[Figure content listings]
---

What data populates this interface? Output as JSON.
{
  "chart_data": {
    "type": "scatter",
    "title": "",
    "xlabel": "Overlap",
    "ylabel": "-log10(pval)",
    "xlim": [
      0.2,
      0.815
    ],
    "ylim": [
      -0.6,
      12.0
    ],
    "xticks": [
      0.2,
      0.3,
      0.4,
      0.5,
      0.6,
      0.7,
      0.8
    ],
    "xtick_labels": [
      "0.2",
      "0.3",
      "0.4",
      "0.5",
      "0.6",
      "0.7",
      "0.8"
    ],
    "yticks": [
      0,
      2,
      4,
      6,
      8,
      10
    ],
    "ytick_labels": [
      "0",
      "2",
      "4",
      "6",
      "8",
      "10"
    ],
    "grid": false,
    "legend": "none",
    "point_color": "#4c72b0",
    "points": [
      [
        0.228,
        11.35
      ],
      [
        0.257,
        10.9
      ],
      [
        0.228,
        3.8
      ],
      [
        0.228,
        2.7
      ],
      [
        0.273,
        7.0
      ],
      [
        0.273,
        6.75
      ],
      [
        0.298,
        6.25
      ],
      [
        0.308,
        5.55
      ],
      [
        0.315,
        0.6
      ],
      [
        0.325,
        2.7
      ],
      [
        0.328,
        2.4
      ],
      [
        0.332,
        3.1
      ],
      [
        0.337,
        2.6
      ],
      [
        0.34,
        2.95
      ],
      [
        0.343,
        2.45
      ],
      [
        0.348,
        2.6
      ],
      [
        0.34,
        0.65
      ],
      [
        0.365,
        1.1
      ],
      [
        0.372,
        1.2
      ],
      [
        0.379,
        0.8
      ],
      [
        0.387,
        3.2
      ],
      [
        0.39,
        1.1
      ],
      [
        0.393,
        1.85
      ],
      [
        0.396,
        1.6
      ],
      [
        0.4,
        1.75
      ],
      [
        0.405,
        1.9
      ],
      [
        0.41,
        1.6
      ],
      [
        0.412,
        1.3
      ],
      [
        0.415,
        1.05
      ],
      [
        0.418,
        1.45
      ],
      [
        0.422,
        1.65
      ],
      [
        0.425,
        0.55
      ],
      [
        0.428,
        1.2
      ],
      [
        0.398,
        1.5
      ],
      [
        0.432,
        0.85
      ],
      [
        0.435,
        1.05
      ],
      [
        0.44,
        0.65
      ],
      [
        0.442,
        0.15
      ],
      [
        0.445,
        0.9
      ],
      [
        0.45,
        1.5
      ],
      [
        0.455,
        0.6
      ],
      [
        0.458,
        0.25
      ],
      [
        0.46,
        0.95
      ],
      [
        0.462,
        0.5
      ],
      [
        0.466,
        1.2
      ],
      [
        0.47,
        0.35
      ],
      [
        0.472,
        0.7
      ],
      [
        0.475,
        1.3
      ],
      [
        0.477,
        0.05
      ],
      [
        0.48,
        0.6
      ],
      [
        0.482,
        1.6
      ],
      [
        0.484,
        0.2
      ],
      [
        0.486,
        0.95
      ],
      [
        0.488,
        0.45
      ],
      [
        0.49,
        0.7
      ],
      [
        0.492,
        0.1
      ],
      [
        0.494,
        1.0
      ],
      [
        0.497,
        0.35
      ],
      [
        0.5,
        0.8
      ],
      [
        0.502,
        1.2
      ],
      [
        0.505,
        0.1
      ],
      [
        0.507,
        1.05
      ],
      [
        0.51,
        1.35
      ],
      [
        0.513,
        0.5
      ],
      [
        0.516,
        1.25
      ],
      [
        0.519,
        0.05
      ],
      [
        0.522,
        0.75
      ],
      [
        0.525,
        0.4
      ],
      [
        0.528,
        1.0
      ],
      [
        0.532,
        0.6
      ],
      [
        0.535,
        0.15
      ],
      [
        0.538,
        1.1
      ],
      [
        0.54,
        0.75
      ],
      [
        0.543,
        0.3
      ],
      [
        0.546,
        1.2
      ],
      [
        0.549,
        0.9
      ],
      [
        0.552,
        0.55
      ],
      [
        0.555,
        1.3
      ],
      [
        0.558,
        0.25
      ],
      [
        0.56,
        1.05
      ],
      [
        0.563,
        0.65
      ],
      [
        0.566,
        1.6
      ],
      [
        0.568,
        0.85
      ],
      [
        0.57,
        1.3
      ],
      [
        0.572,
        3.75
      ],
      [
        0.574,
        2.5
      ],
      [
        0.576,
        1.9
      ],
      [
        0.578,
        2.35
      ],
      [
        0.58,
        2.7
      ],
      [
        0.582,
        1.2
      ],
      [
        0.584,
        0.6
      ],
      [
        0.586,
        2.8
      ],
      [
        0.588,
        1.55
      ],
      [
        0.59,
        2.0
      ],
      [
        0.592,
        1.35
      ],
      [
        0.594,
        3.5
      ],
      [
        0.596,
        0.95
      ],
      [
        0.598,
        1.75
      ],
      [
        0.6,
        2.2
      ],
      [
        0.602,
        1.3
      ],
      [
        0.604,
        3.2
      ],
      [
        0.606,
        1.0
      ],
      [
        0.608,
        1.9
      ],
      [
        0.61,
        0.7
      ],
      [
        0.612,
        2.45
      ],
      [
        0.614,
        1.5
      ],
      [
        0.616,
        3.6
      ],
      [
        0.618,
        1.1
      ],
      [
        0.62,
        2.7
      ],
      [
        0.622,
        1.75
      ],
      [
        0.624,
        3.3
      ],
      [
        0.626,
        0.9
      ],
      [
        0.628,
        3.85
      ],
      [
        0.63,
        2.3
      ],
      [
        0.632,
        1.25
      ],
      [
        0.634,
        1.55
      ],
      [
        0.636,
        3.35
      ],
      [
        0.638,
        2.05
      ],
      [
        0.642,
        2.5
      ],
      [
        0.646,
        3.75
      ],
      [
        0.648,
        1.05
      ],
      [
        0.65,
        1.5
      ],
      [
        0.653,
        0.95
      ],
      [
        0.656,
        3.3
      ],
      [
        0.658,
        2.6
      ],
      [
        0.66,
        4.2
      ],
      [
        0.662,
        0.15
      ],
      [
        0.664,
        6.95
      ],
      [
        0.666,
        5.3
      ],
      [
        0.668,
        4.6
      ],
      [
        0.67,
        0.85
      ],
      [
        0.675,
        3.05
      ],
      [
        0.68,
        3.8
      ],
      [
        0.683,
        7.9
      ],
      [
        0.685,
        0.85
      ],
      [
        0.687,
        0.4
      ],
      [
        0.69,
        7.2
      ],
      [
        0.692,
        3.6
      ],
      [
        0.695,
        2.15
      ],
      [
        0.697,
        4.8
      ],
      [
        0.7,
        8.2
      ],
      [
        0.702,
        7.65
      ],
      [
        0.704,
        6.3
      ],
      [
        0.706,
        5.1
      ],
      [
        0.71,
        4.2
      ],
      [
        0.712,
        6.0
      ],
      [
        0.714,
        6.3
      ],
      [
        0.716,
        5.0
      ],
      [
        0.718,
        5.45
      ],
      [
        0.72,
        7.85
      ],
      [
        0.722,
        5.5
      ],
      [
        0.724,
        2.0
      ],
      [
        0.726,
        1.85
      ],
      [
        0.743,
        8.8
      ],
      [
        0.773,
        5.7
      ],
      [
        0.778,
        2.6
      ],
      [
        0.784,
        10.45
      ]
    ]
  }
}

---

EXERCISE REQUIREMENTS: Repeat every entry word for word.

CORRECT RESPONSE:
What data populates this interface? Output as JSON.
{
  "chart_data": {
    "type": "scatter",
    "title": "",
    "xlabel": "Overlap",
    "ylabel": "-log10(pval)",
    "xlim": [
      0.2,
      0.815
    ],
    "ylim": [
      -0.6,
      12.0
    ],
    "xticks": [
      0.2,
      0.3,
      0.4,
      0.5,
      0.6,
      0.7,
      0.8
    ],
    "xtick_labels": [
      "0.2",
      "0.3",
      "0.4",
      "0.5",
      "0.6",
      "0.7",
      "0.8"
    ],
    "yticks": [
      0,
      2,
      4,
      6,
      8,
      10
    ],
    "ytick_labels": [
      "0",
      "2",
      "4",
      "6",
      "8",
      "10"
    ],
    "grid": false,
    "legend": "none",
    "point_color": "#4c72b0",
    "points": [
      [
        0.228,
        11.35
      ],
      [
        0.257,
        10.9
      ],
      [
        0.228,
        3.8
      ],
      [
        0.228,
        2.7
      ],
      [
        0.273,
        7.0
      ],
      [
        0.273,
        6.75
      ],
      [
        0.298,
        6.25
      ],
      [
        0.308,
        5.55
      ],
      [
        0.315,
        0.6
      ],
      [
        0.325,
        2.7
      ],
      [
        0.328,
        2.4
      ],
      [
        0.332,
        3.1
      ],
      [
        0.337,
        2.6
      ],
      [
        0.34,
        2.95
      ],
      [
        0.343,
        2.45
      ],
      [
        0.348,
        2.6
      ],
      [
        0.34,
        0.65
      ],
      [
        0.365,
        1.1
      ],
      [
        0.372,
        1.2
      ],
      [
        0.379,
        0.8
      ],
      [
        0.387,
        3.2
      ],
      [
        0.39,
        1.1
      ],
      [
        0.393,
        1.85
      ],
      [
        0.396,
        1.6
      ],
      [
        0.4,
        1.75
      ],
      [
        0.405,
        1.9
      ],
      [
        0.41,
        1.6
      ],
      [
        0.412,
        1.3
      ],
      [
        0.415,
        1.05
      ],
      [
        0.418,
        1.45
      ],
      [
        0.422,
        1.65
      ],
      [
        0.425,
        0.55
      ],
      [
        0.428,
        1.2
      ],
      [
        0.398,
        1.5
      ],
      [
        0.432,
        0.85
      ],
      [
        0.435,
        1.05
      ],
      [
        0.44,
        0.65
      ],
      [
        0.442,
        0.15
      ],
      [
        0.445,
        0.9
      ],
      [
        0.45,
        1.5
      ],
      [
        0.455,
        0.6
      ],
      [
        0.458,
        0.25
      ],
      [
        0.46,
        0.95
      ],
      [
        0.462,
        0.5
      ],
      [
        0.466,
        1.2
      ],
      [
        0.47,
        0.35
      ],
      [
        0.472,
        0.7
      ],
      [
        0.475,
        1.3
      ],
      [
        0.477,
        0.05
      ],
      [
        0.48,
        0.6
      ],
      [
        0.482,
        1.6
      ],
      [
        0.484,
        0.2
      ],
      [
        0.486,
        0.95
      ],
      [
        0.488,
        0.45
      ],
      [
        0.49,
        0.7
      ],
      [
        0.492,
        0.1
      ],
      [
        0.494,
        1.0
      ],
      [
        0.497,
        0.35
      ],
      [
        0.5,
        0.8
      ],
      [
        0.502,
        1.2
      ],
      [
        0.505,
        0.1
      ],
      [
        0.507,
        1.05
      ],
      [
        0.51,
        1.35
      ],
      [
        0.513,
        0.5
      ],
      [
        0.516,
        1.25
      ],
      [
        0.519,
        0.05
      ],
      [
        0.522,
        0.75
      ],
      [
        0.525,
        0.4
      ],
      [
        0.528,
        1.0
      ],
      [
        0.532,
        0.6
      ],
      [
        0.535,
        0.15
      ],
      [
        0.538,
        1.1
      ],
      [
        0.54,
        0.75
      ],
      [
        0.543,
        0.3
      ],
      [
        0.546,
        1.2
      ],
      [
        0.549,
        0.9
      ],
      [
        0.552,
        0.55
      ],
      [
        0.555,
        1.3
      ],
      [
        0.558,
        0.25
      ],
      [
        0.56,
        1.05
      ],
      [
        0.563,
        0.65
      ],
      [
        0.566,
        1.6
      ],
      [
        0.568,
        0.85
      ],
      [
        0.57,
        1.3
      ],
      [
        0.572,
        3.75
      ],
      [
        0.574,
        2.5
      ],
      [
        0.576,
        1.9
      ],
      [
        0.578,
        2.35
      ],
      [
        0.58,
        2.7
      ],
      [
        0.582,
        1.2
      ],
      [
        0.584,
        0.6
      ],
      [
        0.586,
        2.8
      ],
      [
        0.588,
        1.55
      ],
      [
        0.59,
        2.0
      ],
      [
        0.592,
        1.35
      ],
      [
        0.594,
        3.5
      ],
      [
        0.596,
        0.95
      ],
      [
        0.598,
        1.75
      ],
      [
        0.6,
        2.2
      ],
      [
        0.602,
        1.3
      ],
      [
        0.604,
        3.2
      ],
      [
        0.606,
        1.0
      ],
      [
        0.608,
        1.9
      ],
      [
        0.61,
        0.7
      ],
      [
        0.612,
        2.45
      ],
      [
        0.614,
        1.5
      ],
      [
        0.616,
        3.6
      ],
      [
        0.618,
        1.1
      ],
      [
        0.62,
        2.7
      ],
      [
        0.622,
        1.75
      ],
      [
        0.624,
        3.3
      ],
      [
        0.626,
        0.9
      ],
      [
        0.628,
        3.85
      ],
      [
        0.63,
        2.3
      ],
      [
        0.632,
        1.25
      ],
      [
        0.634,
        1.55
      ],
      [
        0.636,
        3.35
      ],
      [
        0.638,
        2.05
      ],
      [
        0.642,
        2.5
      ],
      [
        0.646,
        3.75
      ],
      [
        0.648,
        1.05
      ],
      [
        0.65,
        1.5
      ],
      [
        0.653,
        0.95
      ],
      [
        0.656,
        3.3
      ],
      [
        0.658,
        2.6
      ],
      [
        0.66,
        4.2
      ],
      [
        0.662,
        0.15
      ],
      [
        0.664,
        6.95
      ],
      [
        0.666,
        5.3
      ],
      [
        0.668,
        4.6
      ],
      [
        0.67,
        0.85
      ],
      [
        0.675,
        3.05
      ],
      [
        0.68,
        3.8
      ],
      [
        0.683,
        7.9
      ],
      [
        0.685,
        0.85
      ],
      [
        0.687,
        0.4
      ],
      [
        0.69,
        7.2
      ],
      [
        0.692,
        3.6
      ],
      [
        0.695,
        2.15
      ],
      [
        0.697,
        4.8
      ],
      [
        0.7,
        8.2
      ],
      [
        0.702,
        7.65
      ],
      [
        0.704,
        6.3
      ],
      [
        0.706,
        5.1
      ],
      [
        0.71,
        4.2
      ],
      [
        0.712,
        6.0
      ],
      [
        0.714,
        6.3
      ],
      [
        0.716,
        5.0
      ],
      [
        0.718,
        5.45
      ],
      [
        0.72,
        7.85
      ],
      [
        0.722,
        5.5
      ],
      [
        0.724,
        2.0
      ],
      [
        0.726,
        1.85
      ],
      [
        0.743,
        8.8
      ],
      [
        0.773,
        5.7
      ],
      [
        0.778,
        2.6
      ],
      [
        0.784,
        10.45
      ]
    ]
  }
}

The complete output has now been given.